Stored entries
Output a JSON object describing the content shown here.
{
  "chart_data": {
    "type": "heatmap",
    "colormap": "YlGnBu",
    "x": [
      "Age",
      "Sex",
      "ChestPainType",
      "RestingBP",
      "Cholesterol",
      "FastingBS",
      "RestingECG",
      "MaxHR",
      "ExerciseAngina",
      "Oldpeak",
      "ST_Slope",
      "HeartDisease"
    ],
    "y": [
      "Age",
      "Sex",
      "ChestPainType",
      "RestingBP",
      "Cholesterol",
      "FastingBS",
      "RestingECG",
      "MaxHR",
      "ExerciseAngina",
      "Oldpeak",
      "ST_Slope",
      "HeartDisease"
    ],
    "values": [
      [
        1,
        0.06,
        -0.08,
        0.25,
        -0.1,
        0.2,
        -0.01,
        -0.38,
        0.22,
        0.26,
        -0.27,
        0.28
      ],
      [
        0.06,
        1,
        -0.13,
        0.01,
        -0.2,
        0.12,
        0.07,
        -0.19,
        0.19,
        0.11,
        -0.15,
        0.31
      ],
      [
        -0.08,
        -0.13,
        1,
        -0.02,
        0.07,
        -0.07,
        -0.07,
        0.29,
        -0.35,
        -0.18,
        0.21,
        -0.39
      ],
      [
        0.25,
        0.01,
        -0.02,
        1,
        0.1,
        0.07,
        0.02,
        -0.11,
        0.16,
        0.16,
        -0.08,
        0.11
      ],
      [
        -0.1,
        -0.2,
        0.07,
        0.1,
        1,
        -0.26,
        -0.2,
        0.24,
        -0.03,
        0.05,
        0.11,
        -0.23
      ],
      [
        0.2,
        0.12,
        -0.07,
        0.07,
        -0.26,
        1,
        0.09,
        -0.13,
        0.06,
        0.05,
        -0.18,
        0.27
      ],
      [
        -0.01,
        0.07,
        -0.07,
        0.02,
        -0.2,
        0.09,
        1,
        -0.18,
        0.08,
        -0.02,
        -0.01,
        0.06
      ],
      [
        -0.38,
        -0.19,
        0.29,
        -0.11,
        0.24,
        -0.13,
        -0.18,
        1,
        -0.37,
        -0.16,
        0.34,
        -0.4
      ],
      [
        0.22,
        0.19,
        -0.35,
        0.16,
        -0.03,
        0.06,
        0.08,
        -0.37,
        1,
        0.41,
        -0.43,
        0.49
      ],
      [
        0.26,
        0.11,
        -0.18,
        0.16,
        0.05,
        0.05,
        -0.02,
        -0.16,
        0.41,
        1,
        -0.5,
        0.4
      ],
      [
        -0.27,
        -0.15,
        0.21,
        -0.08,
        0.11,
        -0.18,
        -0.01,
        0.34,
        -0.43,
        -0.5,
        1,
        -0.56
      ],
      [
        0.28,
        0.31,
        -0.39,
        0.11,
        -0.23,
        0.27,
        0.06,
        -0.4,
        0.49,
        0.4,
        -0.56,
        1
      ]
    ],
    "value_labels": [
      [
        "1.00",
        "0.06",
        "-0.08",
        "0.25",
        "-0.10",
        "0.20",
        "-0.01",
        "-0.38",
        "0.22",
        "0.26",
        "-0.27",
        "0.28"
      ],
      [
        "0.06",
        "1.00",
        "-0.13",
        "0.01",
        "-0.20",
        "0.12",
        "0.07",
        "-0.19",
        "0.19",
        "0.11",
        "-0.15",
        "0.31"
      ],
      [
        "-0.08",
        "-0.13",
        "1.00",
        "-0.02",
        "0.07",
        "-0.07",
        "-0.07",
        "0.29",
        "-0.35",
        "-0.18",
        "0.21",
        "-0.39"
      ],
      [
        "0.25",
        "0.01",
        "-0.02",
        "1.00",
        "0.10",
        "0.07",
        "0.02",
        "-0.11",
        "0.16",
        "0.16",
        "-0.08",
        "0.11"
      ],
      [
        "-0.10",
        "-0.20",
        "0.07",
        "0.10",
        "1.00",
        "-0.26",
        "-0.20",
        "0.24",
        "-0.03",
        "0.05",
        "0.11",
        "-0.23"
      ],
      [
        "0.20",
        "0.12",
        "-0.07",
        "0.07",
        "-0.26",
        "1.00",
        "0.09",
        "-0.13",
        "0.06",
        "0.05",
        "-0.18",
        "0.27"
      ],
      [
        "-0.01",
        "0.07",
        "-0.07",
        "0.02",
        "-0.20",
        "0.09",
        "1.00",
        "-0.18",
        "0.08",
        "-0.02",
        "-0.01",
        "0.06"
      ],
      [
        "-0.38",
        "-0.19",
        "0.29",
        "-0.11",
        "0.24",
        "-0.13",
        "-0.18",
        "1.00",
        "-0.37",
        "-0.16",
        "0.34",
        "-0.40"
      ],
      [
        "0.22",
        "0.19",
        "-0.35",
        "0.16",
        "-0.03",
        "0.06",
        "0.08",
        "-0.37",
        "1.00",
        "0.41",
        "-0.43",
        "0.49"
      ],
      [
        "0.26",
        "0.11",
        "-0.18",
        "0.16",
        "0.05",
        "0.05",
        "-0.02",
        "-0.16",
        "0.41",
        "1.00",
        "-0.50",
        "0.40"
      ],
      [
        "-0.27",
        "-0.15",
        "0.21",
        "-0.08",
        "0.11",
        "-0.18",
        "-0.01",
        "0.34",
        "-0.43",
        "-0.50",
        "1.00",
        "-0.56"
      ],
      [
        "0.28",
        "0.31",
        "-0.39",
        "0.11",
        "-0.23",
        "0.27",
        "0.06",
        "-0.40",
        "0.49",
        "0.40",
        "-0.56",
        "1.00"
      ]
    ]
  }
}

## Task prompt
Please set down the whole listing above without altering a single line.

## Finished answer
Output a JSON object describing the content shown here.
{
  "chart_data": {
    "type": "heatmap",
    "colormap": "YlGnBu",
    "x": [
      "Age",
      "Sex",
      "ChestPainType",
      "RestingBP",
      "Cholesterol",
      "FastingBS",
      "RestingECG",
      "MaxHR",
      "ExerciseAngina",
      "Oldpeak",
      "ST_Slope",
      "HeartDisease"
    ],
    "y": [
      "Age",
      "Sex",
      "ChestPainType",
      "RestingBP",
      "Cholesterol",
      "FastingBS",
      "RestingECG",
      "MaxHR",
      "ExerciseAngina",
      "Oldpeak",
      "ST_Slope",
      "HeartDisease"
    ],
    "values": [
      [
        1,
        0.06,
        -0.08,
        0.25,
        -0.1,
        0.2,
        -0.01,
        -0.38,
        0.22,
        0.26,
        -0.27,
        0.28
      ],
      [
        0.06,
        1,
        -0.13,
        0.01,
        -0.2,
        0.12,
        0.07,
        -0.19,
        0.19,
        0.11,
        -0.15,
        0.31
      ],
      [
        -0.08,
        -0.13,
        1,
        -0.02,
        0.07,
        -0.07,
        -0.07,
        0.29,
        -0.35,
        -0.18,
        0.21,
        -0.39
      ],
      [
        0.25,
        0.01,
        -0.02,
        1,
        0.1,
        0.07,
        0.02,
        -0.11,
        0.16,
        0.16,
        -0.08,
        0.11
      ],
      [
        -0.1,
        -0.2,
        0.07,
        0.1,
        1,
        -0.26,
        -0.2,
        0.24,
        -0.03,
        0.05,
        0.11,
        -0.23
      ],
      [
        0.2,
        0.12,
        -0.07,
        0.07,
        -0.26,
        1,
        0.09,
        -0.13,
        0.06,
        0.05,
        -0.18,
        0.27
      ],
      [
        -0.01,
        0.07,
        -0.07,
        0.02,
        -0.2,
        0.09,
        1,
        -0.18,
        0.08,
        -0.02,
        -0.01,
        0.06
      ],
      [
        -0.38,
        -0.19,
        0.29,
        -0.11,
        0.24,
        -0.13,
        -0.18,
        1,
        -0.37,
        -0.16,
        0.34,
        -0.4
      ],
      [
        0.22,
        0.19,
        -0.35,
        0.16,
        -0.03,
        0.06,
        0.08,
        -0.37,
        1,
        0.41,
        -0.43,
        0.49
      ],
      [
        0.26,
        0.11,
        -0.18,
        0.16,
        0.05,
        0.05,
        -0.02,
        -0.16,
        0.41,
        1,
        -0.5,
        0.4
      ],
      [
        -0.27,
        -0.15,
        0.21,
        -0.08,
        0.11,
        -0.18,
        -0.01,
        0.34,
        -0.43,
        -0.5,
        1,
        -0.56
      ],
      [
        0.28,
        0.31,
        -0.39,
        0.11,
        -0.23,
        0.27,
        0.06,
        -0.4,
        0.49,
        0.4,
        -0.56,
        1
      ]
    ],
    "value_labels": [
      [
        "1.00",
        "0.06",
        "-0.08",
        "0.25",
        "-0.10",
        "0.20",
        "-0.01",
        "-0.38",
        "0.22",
        "0.26",
        "-0.27",
        "0.28"
      ],
      [
        "0.06",
        "1.00",
        "-0.13",
        "0.01",
        "-0.20",
        "0.12",
        "0.07",
        "-0.19",
        "0.19",
        "0.11",
        "-0.15",
        "0.31"
      ],
      [
        "-0.08",
        "-0.13",
        "1.00",
        "-0.02",
        "0.07",
        "-0.07",
        "-0.07",
        "0.29",
        "-0.35",
        "-0.18",
        "0.21",
        "-0.39"
      ],
      [
        "0.25",
        "0.01",
        "-0.02",
        "1.00",
        "0.10",
        "0.07",
        "0.02",
        "-0.11",
        "0.16",
        "0.16",
        "-0.08",
        "0.11"
      ],
      [
        "-0.10",
        "-0.20",
        "0.07",
        "0.10",
        "1.00",
        "-0.26",
        "-0.20",
        "0.24",
        "-0.03",
        "0.05",
        "0.11",
        "-0.23"
      ],
      [
        "0.20",
        "0.12",
        "-0.07",
        "0.07",
        "-0.26",
        "1.00",
        "0.09",
        "-0.13",
        "0.06",
        "0.05",
        "-0.18",
        "0.27"
      ],
      [
        "-0.01",
        "0.07",
        "-0.07",
        "0.02",
        "-0.20",
        "0.09",
        "1.00",
        "-0.18",
        "0.08",
        "-0.02",
        "-0.01",
        "0.06"
      ],
      [
        "-0.38",
        "-0.19",
        "0.29",
        "-0.11",
        "0.24",
        "-0.13",
        "-0.18",
        "1.00",
        "-0.37",
        "-0.16",
        "0.34",
        "-0.40"
      ],
      [
        "0.22",
        "0.19",
        "-0.35",
        "0.16",
        "-0.03",
        "0.06",
        "0.08",
        "-0.37",
        "1.00",
        "0.41",
        "-0.43",
        "0.49"
      ],
      [
        "0.26",
        "0.11",
        "-0.18",
        "0.16",
        "0.05",
        "0.05",
        "-0.02",
        "-0.16",
        "0.41",
        "1.00",
        "-0.50",
        "0.40"
      ],
      [
        "-0.27",
        "-0.15",
        "0.21",
        "-0.08",
        "0.11",
        "-0.18",
        "-0.01",
        "0.34",
        "-0.43",
        "-0.50",
        "1.00",
        "-0.56"
      ],
      [
        "0.28",
        "0.31",
        "-0.39",
        "0.11",
        "-0.23",
        "0.27",
        "0.06",
        "-0.40",
        "0.49",
        "0.40",
        "-0.56",
        "1.00"
      ]
    ]
  }
}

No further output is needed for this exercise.